══ Data entries

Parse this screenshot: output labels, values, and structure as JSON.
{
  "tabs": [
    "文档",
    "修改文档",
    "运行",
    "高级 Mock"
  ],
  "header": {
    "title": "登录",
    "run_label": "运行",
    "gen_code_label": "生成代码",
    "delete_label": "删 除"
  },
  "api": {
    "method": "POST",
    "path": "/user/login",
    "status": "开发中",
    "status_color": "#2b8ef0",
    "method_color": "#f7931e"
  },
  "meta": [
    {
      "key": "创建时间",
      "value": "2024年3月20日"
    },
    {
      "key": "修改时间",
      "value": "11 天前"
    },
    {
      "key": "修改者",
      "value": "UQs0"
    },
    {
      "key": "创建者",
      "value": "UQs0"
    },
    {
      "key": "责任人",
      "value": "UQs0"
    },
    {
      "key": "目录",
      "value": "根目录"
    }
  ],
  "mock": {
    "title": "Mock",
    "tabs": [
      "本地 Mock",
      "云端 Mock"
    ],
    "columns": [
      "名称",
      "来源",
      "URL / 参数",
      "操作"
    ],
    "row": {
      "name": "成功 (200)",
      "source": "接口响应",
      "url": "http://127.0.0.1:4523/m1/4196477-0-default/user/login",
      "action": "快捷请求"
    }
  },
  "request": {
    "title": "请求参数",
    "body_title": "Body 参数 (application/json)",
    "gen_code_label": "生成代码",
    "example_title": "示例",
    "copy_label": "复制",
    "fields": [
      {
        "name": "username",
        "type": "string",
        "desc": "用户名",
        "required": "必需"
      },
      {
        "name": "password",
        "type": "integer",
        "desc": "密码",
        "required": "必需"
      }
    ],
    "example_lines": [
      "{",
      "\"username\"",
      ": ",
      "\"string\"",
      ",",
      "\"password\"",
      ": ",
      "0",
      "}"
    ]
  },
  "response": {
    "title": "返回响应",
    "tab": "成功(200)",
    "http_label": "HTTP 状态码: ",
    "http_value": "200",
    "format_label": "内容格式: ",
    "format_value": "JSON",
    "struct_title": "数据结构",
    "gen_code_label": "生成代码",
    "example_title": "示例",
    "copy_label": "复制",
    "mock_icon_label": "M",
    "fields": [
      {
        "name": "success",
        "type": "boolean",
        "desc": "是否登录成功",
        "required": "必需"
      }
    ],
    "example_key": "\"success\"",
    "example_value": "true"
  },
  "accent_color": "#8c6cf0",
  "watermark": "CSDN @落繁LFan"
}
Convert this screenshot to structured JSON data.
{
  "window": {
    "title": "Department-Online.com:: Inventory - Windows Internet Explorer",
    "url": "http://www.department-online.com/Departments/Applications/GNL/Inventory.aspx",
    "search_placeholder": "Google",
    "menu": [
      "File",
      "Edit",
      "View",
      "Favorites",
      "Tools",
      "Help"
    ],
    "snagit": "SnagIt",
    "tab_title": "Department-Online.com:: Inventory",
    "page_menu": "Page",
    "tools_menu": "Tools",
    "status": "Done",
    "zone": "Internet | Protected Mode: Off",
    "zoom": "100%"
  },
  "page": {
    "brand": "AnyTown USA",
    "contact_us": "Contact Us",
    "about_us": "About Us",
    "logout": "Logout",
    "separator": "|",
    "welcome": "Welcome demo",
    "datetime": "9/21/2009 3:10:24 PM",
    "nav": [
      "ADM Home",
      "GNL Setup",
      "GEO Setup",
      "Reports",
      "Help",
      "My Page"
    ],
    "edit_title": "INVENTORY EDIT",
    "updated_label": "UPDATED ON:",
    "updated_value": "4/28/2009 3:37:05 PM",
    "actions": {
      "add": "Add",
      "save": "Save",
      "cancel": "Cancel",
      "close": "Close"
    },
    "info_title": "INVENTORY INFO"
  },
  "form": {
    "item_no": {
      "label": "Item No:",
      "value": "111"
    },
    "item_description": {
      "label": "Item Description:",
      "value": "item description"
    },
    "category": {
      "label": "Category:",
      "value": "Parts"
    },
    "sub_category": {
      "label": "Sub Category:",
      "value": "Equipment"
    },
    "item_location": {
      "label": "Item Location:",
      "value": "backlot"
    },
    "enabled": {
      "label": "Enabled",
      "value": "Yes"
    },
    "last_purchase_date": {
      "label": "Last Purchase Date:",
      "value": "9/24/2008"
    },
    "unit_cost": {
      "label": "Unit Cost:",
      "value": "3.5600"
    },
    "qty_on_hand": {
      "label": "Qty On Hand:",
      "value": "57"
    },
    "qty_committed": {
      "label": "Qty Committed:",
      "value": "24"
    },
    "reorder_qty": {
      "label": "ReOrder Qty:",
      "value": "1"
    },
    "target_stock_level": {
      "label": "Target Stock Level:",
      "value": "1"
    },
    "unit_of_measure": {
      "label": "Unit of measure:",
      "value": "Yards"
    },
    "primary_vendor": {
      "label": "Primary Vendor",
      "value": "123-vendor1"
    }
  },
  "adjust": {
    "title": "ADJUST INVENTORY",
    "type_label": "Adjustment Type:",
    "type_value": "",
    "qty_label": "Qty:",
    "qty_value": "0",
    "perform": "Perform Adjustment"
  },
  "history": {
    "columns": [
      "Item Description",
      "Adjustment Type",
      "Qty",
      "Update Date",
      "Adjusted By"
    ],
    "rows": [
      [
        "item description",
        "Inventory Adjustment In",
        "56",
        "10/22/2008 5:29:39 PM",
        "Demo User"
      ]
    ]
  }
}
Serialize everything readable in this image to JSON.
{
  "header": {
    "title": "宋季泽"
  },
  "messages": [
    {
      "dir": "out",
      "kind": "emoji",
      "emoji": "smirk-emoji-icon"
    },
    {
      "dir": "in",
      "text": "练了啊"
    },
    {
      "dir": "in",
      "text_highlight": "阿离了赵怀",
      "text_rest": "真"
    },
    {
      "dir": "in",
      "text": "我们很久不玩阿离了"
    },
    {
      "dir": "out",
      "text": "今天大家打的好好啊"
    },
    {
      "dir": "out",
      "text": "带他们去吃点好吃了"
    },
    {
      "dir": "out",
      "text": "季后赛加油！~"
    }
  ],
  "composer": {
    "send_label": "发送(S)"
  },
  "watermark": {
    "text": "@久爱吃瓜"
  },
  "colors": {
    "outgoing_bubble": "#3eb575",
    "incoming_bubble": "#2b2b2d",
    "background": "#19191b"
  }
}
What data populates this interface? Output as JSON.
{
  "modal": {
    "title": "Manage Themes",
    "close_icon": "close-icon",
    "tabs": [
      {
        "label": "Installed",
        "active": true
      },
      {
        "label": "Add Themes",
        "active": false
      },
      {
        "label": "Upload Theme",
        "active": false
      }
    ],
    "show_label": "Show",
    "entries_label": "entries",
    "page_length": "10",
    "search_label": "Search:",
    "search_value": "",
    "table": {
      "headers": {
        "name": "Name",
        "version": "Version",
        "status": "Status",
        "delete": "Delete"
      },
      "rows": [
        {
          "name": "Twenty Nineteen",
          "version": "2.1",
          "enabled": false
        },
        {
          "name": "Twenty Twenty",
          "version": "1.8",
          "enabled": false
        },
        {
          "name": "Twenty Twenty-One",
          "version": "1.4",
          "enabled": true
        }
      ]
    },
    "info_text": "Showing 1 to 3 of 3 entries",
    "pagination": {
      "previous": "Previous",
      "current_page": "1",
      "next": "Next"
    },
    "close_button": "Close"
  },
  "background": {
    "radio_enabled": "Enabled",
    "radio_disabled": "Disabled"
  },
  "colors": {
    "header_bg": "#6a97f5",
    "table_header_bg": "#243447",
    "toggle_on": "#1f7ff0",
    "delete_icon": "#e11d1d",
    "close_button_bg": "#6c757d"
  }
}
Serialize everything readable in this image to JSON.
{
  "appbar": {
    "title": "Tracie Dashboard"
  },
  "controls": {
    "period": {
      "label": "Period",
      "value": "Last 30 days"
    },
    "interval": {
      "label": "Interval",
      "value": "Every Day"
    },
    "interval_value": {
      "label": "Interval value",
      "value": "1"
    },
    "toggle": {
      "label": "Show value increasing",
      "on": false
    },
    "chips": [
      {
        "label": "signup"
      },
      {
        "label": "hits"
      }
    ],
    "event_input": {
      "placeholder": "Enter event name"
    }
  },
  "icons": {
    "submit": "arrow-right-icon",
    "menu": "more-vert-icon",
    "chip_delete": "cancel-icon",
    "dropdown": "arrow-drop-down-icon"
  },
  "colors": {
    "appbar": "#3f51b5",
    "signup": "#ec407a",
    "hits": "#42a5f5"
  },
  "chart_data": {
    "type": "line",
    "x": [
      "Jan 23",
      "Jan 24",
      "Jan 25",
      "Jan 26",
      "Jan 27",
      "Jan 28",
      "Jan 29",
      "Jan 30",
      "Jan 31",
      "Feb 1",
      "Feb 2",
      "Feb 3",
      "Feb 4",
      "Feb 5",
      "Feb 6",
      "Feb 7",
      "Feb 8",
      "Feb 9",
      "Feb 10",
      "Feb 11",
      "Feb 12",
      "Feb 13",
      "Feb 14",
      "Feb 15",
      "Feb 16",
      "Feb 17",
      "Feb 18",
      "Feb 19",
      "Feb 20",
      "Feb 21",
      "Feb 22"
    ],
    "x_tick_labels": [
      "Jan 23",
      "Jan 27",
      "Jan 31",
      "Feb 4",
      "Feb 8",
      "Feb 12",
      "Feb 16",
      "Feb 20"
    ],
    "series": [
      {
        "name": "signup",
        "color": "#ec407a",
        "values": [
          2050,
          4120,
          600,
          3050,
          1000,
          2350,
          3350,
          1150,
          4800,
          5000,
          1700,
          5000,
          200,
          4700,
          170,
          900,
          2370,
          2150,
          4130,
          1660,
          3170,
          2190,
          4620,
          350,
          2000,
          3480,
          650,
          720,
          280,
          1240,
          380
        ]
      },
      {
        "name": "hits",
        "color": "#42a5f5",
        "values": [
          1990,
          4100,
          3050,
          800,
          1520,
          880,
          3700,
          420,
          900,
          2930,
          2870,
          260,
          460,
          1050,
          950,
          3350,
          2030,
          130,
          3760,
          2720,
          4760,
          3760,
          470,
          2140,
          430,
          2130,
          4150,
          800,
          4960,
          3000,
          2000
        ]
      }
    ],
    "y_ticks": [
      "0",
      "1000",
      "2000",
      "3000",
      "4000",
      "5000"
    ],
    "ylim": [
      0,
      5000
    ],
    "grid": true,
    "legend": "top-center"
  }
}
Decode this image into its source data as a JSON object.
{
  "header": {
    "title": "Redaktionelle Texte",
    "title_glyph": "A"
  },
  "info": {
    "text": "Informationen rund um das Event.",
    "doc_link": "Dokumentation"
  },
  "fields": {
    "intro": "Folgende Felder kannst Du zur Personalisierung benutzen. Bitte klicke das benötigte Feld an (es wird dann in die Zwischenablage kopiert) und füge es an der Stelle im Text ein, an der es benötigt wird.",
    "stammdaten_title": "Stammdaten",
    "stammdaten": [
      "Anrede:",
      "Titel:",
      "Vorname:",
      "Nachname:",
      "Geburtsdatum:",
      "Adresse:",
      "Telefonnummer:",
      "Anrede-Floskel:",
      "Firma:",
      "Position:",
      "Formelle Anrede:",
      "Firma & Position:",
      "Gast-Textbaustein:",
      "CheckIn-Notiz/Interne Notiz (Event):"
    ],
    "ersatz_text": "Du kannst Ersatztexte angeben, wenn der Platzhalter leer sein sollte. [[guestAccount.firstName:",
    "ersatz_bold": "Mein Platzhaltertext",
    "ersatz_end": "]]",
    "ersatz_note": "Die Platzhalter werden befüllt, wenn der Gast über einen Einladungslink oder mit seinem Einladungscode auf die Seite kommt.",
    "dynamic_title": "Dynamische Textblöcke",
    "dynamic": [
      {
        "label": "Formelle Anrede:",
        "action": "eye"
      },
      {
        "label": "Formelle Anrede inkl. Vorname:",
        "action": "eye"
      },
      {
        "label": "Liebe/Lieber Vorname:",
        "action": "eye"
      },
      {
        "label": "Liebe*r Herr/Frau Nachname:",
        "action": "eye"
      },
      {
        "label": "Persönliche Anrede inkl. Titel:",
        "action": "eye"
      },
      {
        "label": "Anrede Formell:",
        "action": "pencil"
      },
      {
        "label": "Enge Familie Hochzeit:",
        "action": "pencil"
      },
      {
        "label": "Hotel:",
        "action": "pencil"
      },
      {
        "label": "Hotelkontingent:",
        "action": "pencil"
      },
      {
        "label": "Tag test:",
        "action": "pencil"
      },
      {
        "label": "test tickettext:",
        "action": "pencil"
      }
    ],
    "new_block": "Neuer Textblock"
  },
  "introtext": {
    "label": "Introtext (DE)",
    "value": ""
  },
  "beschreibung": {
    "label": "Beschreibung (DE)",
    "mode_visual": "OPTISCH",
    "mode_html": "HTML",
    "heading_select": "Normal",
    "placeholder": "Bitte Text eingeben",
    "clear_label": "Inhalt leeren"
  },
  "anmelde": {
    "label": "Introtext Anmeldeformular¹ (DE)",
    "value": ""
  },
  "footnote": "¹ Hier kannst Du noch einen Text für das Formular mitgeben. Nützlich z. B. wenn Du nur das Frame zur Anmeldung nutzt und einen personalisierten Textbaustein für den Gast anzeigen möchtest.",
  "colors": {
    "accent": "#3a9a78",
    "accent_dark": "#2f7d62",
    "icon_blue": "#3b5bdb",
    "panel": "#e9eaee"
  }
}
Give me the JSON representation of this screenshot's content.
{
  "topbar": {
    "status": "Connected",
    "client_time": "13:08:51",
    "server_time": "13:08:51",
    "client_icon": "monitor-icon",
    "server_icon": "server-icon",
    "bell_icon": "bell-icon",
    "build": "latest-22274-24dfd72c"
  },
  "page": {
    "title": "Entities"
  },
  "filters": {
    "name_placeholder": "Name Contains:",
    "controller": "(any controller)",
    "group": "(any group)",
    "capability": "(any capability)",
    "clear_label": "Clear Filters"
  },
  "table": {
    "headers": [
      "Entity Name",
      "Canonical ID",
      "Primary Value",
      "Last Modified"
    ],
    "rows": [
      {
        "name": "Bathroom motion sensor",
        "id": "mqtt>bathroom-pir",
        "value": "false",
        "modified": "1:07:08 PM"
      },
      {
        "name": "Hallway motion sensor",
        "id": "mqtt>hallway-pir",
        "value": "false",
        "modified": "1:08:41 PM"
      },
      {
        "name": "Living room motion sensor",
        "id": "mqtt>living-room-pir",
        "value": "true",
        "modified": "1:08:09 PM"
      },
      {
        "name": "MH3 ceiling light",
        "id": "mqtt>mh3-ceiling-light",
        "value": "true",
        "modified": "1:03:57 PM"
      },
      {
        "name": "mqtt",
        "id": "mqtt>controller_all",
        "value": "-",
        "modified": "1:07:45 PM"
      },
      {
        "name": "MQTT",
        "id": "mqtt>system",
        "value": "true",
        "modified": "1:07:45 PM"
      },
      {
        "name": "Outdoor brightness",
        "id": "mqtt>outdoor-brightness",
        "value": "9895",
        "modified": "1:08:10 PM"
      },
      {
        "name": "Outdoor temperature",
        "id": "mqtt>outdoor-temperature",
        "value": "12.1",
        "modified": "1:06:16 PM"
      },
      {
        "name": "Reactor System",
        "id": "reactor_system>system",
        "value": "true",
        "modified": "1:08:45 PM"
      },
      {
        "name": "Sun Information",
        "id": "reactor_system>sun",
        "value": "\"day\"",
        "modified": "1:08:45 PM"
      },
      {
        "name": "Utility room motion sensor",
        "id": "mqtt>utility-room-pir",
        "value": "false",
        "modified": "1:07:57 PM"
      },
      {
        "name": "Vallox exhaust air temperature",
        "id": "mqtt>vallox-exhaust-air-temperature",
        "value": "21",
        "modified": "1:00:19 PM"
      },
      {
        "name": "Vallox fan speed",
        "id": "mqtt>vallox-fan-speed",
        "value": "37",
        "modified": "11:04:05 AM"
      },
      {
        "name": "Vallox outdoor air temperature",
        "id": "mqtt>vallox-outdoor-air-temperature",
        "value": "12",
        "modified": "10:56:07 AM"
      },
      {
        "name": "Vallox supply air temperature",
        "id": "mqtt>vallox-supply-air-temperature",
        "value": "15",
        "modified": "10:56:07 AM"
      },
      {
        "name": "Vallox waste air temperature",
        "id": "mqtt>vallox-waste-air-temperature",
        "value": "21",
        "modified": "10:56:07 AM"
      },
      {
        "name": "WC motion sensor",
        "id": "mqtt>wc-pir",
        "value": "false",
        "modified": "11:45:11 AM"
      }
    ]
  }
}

════

→ Exercise objective
Check each line above for the string "speed" and report how many lines have it, giving only the number.

→ Response below
2